### Recorded data
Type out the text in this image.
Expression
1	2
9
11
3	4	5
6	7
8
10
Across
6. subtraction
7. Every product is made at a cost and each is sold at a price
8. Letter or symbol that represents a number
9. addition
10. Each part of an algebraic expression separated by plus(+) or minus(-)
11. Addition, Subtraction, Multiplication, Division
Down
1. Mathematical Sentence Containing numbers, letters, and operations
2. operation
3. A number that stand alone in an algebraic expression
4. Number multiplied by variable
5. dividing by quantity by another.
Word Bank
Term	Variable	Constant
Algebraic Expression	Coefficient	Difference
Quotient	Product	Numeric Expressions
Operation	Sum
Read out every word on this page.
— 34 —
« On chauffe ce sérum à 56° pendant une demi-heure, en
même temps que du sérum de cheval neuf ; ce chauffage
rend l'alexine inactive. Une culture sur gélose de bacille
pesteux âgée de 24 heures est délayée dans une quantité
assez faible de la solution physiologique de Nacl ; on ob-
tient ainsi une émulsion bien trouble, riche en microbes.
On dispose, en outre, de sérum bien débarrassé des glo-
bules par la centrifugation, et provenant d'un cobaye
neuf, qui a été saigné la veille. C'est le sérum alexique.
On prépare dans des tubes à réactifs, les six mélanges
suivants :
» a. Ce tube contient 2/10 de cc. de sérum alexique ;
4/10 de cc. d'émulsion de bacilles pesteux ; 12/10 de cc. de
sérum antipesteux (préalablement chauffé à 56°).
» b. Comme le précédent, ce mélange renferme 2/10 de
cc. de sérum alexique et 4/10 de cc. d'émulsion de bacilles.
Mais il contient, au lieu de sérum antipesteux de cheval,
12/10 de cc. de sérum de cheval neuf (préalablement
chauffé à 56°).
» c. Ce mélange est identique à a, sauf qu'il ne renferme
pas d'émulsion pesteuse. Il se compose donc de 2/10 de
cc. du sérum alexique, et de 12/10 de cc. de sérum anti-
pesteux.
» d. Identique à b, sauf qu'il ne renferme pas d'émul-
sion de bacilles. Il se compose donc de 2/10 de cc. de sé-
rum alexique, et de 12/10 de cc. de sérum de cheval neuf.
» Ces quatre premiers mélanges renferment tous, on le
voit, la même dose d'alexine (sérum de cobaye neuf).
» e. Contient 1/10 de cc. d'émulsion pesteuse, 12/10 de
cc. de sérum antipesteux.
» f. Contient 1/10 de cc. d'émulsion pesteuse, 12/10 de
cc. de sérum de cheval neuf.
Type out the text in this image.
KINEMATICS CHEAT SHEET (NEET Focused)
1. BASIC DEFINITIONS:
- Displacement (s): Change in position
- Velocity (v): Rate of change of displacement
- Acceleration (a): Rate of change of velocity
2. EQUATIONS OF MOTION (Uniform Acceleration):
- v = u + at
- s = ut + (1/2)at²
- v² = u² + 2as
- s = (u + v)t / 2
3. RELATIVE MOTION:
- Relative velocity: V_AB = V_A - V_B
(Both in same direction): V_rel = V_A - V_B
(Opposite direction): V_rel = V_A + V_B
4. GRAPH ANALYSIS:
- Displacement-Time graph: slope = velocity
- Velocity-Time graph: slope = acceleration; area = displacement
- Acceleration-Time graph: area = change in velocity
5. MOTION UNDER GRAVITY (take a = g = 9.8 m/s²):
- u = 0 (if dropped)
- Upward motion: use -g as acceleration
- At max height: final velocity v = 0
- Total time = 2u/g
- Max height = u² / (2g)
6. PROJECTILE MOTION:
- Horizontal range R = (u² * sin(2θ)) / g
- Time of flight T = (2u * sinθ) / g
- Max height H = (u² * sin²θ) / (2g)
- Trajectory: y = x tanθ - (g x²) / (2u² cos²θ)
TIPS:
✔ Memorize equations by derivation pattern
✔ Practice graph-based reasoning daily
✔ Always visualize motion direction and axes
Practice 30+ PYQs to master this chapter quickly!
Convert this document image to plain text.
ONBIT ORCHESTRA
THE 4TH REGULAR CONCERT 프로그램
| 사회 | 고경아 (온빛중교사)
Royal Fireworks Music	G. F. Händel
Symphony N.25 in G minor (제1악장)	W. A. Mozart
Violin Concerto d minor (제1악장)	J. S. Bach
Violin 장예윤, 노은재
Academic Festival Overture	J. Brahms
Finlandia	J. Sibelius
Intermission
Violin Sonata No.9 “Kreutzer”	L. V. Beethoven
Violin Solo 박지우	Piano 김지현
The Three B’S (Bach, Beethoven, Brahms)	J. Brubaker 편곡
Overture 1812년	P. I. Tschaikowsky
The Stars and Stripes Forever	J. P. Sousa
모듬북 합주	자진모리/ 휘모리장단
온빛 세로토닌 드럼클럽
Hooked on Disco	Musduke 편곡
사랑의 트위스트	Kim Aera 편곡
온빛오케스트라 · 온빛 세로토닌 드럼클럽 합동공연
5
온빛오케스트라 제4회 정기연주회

### WHAT YOU HAVE TO DO
Output all of the material exactly as written.

### SOLUTION TO THE EXERCISE
Type out the text in this image.
Expression
1	2
9
11
3	4	5
6	7
8
10
Across
6. subtraction
7. Every product is made at a cost and each is sold at a price
8. Letter or symbol that represents a number
9. addition
10. Each part of an algebraic expression separated by plus(+) or minus(-)
11. Addition, Subtraction, Multiplication, Division
Down
1. Mathematical Sentence Containing numbers, letters, and operations
2. operation
3. A number that stand alone in an algebraic expression
4. Number multiplied by variable
5. dividing by quantity by another.
Word Bank
Term	Variable	Constant
Algebraic Expression	Coefficient	Difference
Quotient	Product	Numeric Expressions
Operation	Sum
Read out every word on this page.
— 34 —
« On chauffe ce sérum à 56° pendant une demi-heure, en
même temps que du sérum de cheval neuf ; ce chauffage
rend l'alexine inactive. Une culture sur gélose de bacille
pesteux âgée de 24 heures est délayée dans une quantité
assez faible de la solution physiologique de Nacl ; on ob-
tient ainsi une émulsion bien trouble, riche en microbes.
On dispose, en outre, de sérum bien débarrassé des glo-
bules par la centrifugation, et provenant d'un cobaye
neuf, qui a été saigné la veille. C'est le sérum alexique.
On prépare dans des tubes à réactifs, les six mélanges
suivants :
» a. Ce tube contient 2/10 de cc. de sérum alexique ;
4/10 de cc. d'émulsion de bacilles pesteux ; 12/10 de cc. de
sérum antipesteux (préalablement chauffé à 56°).
» b. Comme le précédent, ce mélange renferme 2/10 de
cc. de sérum alexique et 4/10 de cc. d'émulsion de bacilles.
Mais il contient, au lieu de sérum antipesteux de cheval,
12/10 de cc. de sérum de cheval neuf (préalablement
chauffé à 56°).
» c. Ce mélange est identique à a, sauf qu'il ne renferme
pas d'émulsion pesteuse. Il se compose donc de 2/10 de
cc. du sérum alexique, et de 12/10 de cc. de sérum anti-
pesteux.
» d. Identique à b, sauf qu'il ne renferme pas d'émul-
sion de bacilles. Il se compose donc de 2/10 de cc. de sé-
rum alexique, et de 12/10 de cc. de sérum de cheval neuf.
» Ces quatre premiers mélanges renferment tous, on le
voit, la même dose d'alexine (sérum de cobaye neuf).
» e. Contient 1/10 de cc. d'émulsion pesteuse, 12/10 de
cc. de sérum antipesteux.
» f. Contient 1/10 de cc. d'émulsion pesteuse, 12/10 de
cc. de sérum de cheval neuf.
Type out the text in this image.
KINEMATICS CHEAT SHEET (NEET Focused)
1. BASIC DEFINITIONS:
- Displacement (s): Change in position
- Velocity (v): Rate of change of displacement
- Acceleration (a): Rate of change of velocity
2. EQUATIONS OF MOTION (Uniform Acceleration):
- v = u + at
- s = ut + (1/2)at²
- v² = u² + 2as
- s = (u + v)t / 2
3. RELATIVE MOTION:
- Relative velocity: V_AB = V_A - V_B
(Both in same direction): V_rel = V_A - V_B
(Opposite direction): V_rel = V_A + V_B
4. GRAPH ANALYSIS:
- Displacement-Time graph: slope = velocity
- Velocity-Time graph: slope = acceleration; area = displacement
- Acceleration-Time graph: area = change in velocity
5. MOTION UNDER GRAVITY (take a = g = 9.8 m/s²):
- u = 0 (if dropped)
- Upward motion: use -g as acceleration
- At max height: final velocity v = 0
- Total time = 2u/g
- Max height = u² / (2g)
6. PROJECTILE MOTION:
- Horizontal range R = (u² * sin(2θ)) / g
- Time of flight T = (2u * sinθ) / g
- Max height H = (u² * sin²θ) / (2g)
- Trajectory: y = x tanθ - (g x²) / (2u² cos²θ)
TIPS:
✔ Memorize equations by derivation pattern
✔ Practice graph-based reasoning daily
✔ Always visualize motion direction and axes
Practice 30+ PYQs to master this chapter quickly!
Convert this document image to plain text.
ONBIT ORCHESTRA
THE 4TH REGULAR CONCERT 프로그램
| 사회 | 고경아 (온빛중교사)
Royal Fireworks Music	G. F. Händel
Symphony N.25 in G minor (제1악장)	W. A. Mozart
Violin Concerto d minor (제1악장)	J. S. Bach
Violin 장예윤, 노은재
Academic Festival Overture	J. Brahms
Finlandia	J. Sibelius
Intermission
Violin Sonata No.9 “Kreutzer”	L. V. Beethoven
Violin Solo 박지우	Piano 김지현
The Three B’S (Bach, Beethoven, Brahms)	J. Brubaker 편곡
Overture 1812년	P. I. Tschaikowsky
The Stars and Stripes Forever	J. P. Sousa
모듬북 합주	자진모리/ 휘모리장단
온빛 세로토닌 드럼클럽
Hooked on Disco	Musduke 편곡
사랑의 트위스트	Kim Aera 편곡
온빛오케스트라 · 온빛 세로토닌 드럼클럽 합동공연
5
온빛오케스트라 제4회 정기연주회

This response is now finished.